*** Block opens ***

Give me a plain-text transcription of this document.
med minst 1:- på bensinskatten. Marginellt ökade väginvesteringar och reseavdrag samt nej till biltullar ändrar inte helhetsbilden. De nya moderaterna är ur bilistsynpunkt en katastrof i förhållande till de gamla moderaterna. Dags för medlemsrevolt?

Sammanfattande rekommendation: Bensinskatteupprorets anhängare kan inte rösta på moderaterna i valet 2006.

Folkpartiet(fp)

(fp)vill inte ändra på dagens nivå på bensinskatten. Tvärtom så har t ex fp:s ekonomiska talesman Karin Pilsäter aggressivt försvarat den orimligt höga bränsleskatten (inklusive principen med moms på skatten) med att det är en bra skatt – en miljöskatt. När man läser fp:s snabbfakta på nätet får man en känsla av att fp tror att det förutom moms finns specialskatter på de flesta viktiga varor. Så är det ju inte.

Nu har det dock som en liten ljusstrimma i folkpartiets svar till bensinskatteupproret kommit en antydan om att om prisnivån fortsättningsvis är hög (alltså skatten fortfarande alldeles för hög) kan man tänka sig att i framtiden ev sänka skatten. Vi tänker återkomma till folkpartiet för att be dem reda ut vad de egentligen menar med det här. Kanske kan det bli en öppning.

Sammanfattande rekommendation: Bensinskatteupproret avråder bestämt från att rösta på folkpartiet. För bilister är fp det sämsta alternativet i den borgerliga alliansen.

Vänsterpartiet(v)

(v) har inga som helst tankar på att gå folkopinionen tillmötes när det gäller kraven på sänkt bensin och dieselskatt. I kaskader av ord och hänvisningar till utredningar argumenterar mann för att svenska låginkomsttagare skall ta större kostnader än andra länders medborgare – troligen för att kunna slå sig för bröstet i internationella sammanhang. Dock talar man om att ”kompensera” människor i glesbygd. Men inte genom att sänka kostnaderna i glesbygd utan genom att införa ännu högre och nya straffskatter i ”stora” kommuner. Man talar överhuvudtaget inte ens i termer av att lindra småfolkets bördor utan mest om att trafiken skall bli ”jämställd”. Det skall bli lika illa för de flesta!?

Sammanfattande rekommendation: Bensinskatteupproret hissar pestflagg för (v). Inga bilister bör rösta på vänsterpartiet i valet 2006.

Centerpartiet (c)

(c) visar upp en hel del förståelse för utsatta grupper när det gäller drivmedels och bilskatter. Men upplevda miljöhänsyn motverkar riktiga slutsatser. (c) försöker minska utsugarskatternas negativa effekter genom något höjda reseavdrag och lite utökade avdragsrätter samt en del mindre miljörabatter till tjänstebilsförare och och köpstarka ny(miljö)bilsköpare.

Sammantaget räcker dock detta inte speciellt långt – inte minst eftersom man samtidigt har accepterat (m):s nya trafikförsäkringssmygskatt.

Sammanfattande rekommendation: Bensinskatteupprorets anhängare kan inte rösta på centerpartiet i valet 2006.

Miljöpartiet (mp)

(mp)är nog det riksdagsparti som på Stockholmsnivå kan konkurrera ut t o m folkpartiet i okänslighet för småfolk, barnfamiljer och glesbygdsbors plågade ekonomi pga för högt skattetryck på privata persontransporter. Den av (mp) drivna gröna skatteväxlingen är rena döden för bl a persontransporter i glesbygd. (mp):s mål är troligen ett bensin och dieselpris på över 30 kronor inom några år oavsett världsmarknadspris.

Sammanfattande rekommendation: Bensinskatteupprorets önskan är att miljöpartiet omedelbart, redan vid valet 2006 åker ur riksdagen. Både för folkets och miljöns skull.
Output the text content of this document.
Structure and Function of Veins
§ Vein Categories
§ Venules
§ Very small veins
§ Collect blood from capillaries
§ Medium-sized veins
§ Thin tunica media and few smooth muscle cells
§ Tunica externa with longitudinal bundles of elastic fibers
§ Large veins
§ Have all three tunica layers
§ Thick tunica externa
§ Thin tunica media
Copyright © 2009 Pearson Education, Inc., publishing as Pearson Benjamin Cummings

*** Block closes ***

- Requirement
Retype every line of the listing above exactly as given.

- Response below
Give me a plain-text transcription of this document.
med minst 1:- på bensinskatten. Marginellt ökade väginvesteringar och reseavdrag samt nej till biltullar ändrar inte helhetsbilden. De nya moderaterna är ur bilistsynpunkt en katastrof i förhållande till de gamla moderaterna. Dags för medlemsrevolt?

Sammanfattande rekommendation: Bensinskatteupprorets anhängare kan inte rösta på moderaterna i valet 2006.

Folkpartiet(fp)

(fp)vill inte ändra på dagens nivå på bensinskatten. Tvärtom så har t ex fp:s ekonomiska talesman Karin Pilsäter aggressivt försvarat den orimligt höga bränsleskatten (inklusive principen med moms på skatten) med att det är en bra skatt – en miljöskatt. När man läser fp:s snabbfakta på nätet får man en känsla av att fp tror att det förutom moms finns specialskatter på de flesta viktiga varor. Så är det ju inte.

Nu har det dock som en liten ljusstrimma i folkpartiets svar till bensinskatteupproret kommit en antydan om att om prisnivån fortsättningsvis är hög (alltså skatten fortfarande alldeles för hög) kan man tänka sig att i framtiden ev sänka skatten. Vi tänker återkomma till folkpartiet för att be dem reda ut vad de egentligen menar med det här. Kanske kan det bli en öppning.

Sammanfattande rekommendation: Bensinskatteupproret avråder bestämt från att rösta på folkpartiet. För bilister är fp det sämsta alternativet i den borgerliga alliansen.

Vänsterpartiet(v)

(v) har inga som helst tankar på att gå folkopinionen tillmötes när det gäller kraven på sänkt bensin och dieselskatt. I kaskader av ord och hänvisningar till utredningar argumenterar mann för att svenska låginkomsttagare skall ta större kostnader än andra länders medborgare – troligen för att kunna slå sig för bröstet i internationella sammanhang. Dock talar man om att ”kompensera” människor i glesbygd. Men inte genom att sänka kostnaderna i glesbygd utan genom att införa ännu högre och nya straffskatter i ”stora” kommuner. Man talar överhuvudtaget inte ens i termer av att lindra småfolkets bördor utan mest om att trafiken skall bli ”jämställd”. Det skall bli lika illa för de flesta!?

Sammanfattande rekommendation: Bensinskatteupproret hissar pestflagg för (v). Inga bilister bör rösta på vänsterpartiet i valet 2006.

Centerpartiet (c)

(c) visar upp en hel del förståelse för utsatta grupper när det gäller drivmedels och bilskatter. Men upplevda miljöhänsyn motverkar riktiga slutsatser. (c) försöker minska utsugarskatternas negativa effekter genom något höjda reseavdrag och lite utökade avdragsrätter samt en del mindre miljörabatter till tjänstebilsförare och och köpstarka ny(miljö)bilsköpare.

Sammantaget räcker dock detta inte speciellt långt – inte minst eftersom man samtidigt har accepterat (m):s nya trafikförsäkringssmygskatt.

Sammanfattande rekommendation: Bensinskatteupprorets anhängare kan inte rösta på centerpartiet i valet 2006.

Miljöpartiet (mp)

(mp)är nog det riksdagsparti som på Stockholmsnivå kan konkurrera ut t o m folkpartiet i okänslighet för småfolk, barnfamiljer och glesbygdsbors plågade ekonomi pga för högt skattetryck på privata persontransporter. Den av (mp) drivna gröna skatteväxlingen är rena döden för bl a persontransporter i glesbygd. (mp):s mål är troligen ett bensin och dieselpris på över 30 kronor inom några år oavsett världsmarknadspris.

Sammanfattande rekommendation: Bensinskatteupprorets önskan är att miljöpartiet omedelbart, redan vid valet 2006 åker ur riksdagen. Både för folkets och miljöns skull.
Output the text content of this document.
Structure and Function of Veins
§ Vein Categories
§ Venules
§ Very small veins
§ Collect blood from capillaries
§ Medium-sized veins
§ Thin tunica media and few smooth muscle cells
§ Tunica externa with longitudinal bundles of elastic fibers
§ Large veins
§ Have all three tunica layers
§ Thick tunica externa
§ Thin tunica media
Copyright © 2009 Pearson Education, Inc., publishing as Pearson Benjamin Cummings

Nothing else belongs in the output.